What you have to do
Pull out every line containing the string "miscellaneous".

Excerpted data
★ ★ ★ ★
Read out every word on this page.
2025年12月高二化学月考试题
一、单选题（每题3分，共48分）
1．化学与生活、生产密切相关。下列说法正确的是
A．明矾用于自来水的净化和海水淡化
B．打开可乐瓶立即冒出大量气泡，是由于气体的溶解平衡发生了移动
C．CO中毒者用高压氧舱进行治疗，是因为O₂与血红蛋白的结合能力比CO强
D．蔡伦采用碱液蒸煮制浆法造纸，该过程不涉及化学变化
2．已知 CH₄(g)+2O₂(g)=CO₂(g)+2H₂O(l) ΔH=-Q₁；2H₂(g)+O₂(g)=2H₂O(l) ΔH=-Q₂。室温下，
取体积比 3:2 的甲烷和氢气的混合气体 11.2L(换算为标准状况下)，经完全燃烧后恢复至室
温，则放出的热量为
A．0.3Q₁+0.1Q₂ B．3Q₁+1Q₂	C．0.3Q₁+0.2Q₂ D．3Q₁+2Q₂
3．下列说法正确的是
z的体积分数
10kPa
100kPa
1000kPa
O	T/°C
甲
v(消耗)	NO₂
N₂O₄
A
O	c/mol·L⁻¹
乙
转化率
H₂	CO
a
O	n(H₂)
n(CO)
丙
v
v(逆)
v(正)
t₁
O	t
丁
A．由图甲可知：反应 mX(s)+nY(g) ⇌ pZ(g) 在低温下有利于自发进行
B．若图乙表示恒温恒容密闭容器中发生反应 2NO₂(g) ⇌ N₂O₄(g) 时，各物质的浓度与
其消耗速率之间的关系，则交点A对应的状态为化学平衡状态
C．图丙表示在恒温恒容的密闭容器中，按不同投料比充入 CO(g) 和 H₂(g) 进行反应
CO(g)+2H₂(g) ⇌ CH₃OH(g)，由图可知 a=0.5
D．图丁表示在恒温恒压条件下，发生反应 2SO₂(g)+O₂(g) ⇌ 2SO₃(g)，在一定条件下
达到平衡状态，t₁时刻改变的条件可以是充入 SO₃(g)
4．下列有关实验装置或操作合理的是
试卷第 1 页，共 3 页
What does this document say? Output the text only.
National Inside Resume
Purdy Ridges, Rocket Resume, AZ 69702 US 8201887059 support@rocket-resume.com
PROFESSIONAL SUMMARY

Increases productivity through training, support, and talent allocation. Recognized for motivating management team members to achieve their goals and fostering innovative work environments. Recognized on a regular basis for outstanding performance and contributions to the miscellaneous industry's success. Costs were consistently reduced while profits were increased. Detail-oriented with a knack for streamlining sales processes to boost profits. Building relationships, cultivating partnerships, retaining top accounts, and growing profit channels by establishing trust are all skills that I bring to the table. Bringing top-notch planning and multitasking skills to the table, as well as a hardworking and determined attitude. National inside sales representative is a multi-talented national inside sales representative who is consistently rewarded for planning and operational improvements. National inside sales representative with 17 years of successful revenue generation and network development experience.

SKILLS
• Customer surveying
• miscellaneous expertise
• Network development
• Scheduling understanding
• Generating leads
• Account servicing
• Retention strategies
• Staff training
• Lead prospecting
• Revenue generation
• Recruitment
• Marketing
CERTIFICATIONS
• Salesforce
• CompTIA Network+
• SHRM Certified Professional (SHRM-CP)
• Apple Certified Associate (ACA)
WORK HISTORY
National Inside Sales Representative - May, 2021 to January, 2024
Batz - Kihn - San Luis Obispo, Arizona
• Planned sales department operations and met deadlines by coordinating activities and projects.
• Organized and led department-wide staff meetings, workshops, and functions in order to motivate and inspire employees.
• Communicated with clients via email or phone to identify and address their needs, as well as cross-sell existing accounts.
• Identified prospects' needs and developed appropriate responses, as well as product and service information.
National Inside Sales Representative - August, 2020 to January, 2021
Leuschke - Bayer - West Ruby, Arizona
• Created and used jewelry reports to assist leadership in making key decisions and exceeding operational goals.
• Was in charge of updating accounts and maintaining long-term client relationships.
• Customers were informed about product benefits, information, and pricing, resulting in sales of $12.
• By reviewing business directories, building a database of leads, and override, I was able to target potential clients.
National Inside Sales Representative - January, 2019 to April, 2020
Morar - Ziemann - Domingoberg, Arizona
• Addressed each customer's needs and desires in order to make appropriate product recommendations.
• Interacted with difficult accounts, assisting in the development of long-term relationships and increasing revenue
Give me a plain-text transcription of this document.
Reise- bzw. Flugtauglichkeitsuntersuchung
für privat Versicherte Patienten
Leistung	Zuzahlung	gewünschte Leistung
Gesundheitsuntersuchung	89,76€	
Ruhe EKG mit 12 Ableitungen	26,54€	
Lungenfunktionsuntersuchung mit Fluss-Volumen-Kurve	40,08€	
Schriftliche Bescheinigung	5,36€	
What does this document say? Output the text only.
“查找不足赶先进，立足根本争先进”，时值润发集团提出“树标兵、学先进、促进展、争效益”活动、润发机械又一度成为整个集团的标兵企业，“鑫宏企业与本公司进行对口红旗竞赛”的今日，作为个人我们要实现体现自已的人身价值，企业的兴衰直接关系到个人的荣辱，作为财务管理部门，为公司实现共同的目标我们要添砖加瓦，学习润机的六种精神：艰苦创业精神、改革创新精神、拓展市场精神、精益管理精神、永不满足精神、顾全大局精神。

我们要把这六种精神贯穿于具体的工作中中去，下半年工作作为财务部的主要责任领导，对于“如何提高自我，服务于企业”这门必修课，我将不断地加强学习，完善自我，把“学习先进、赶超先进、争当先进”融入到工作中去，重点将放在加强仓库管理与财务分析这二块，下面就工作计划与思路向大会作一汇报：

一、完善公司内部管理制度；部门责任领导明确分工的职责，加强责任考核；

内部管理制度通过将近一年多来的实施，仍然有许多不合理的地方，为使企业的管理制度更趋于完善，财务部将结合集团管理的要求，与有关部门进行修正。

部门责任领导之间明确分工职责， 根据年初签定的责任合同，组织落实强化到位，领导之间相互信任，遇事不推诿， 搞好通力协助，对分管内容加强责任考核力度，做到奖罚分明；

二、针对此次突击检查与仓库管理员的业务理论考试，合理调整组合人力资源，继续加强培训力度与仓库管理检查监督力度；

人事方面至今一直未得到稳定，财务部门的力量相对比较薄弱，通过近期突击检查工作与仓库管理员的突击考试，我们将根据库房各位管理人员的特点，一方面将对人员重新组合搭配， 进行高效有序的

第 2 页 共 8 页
★ ★ ★ ★
Written solution
Increases productivity through training, support, and talent allocation. Recognized for motivating management team members to achieve their goals and fostering innovative work environments. Recognized on a regular basis for outstanding performance and contributions to the miscellaneous industry's success. Costs were consistently reduced while profits were increased. Detail-oriented with a knack for streamlining sales processes to boost profits. Building relationships, cultivating partnerships, retaining top accounts, and growing profit channels by establishing trust are all skills that I bring to the table. Bringing top-notch planning and multitasking skills to the table, as well as a hardworking and determined attitude. National inside sales representative is a multi-talented national inside sales representative who is consistently rewarded for planning and operational improvements. National inside sales representative with 17 years of successful revenue generation and network development experience.
• miscellaneous expertise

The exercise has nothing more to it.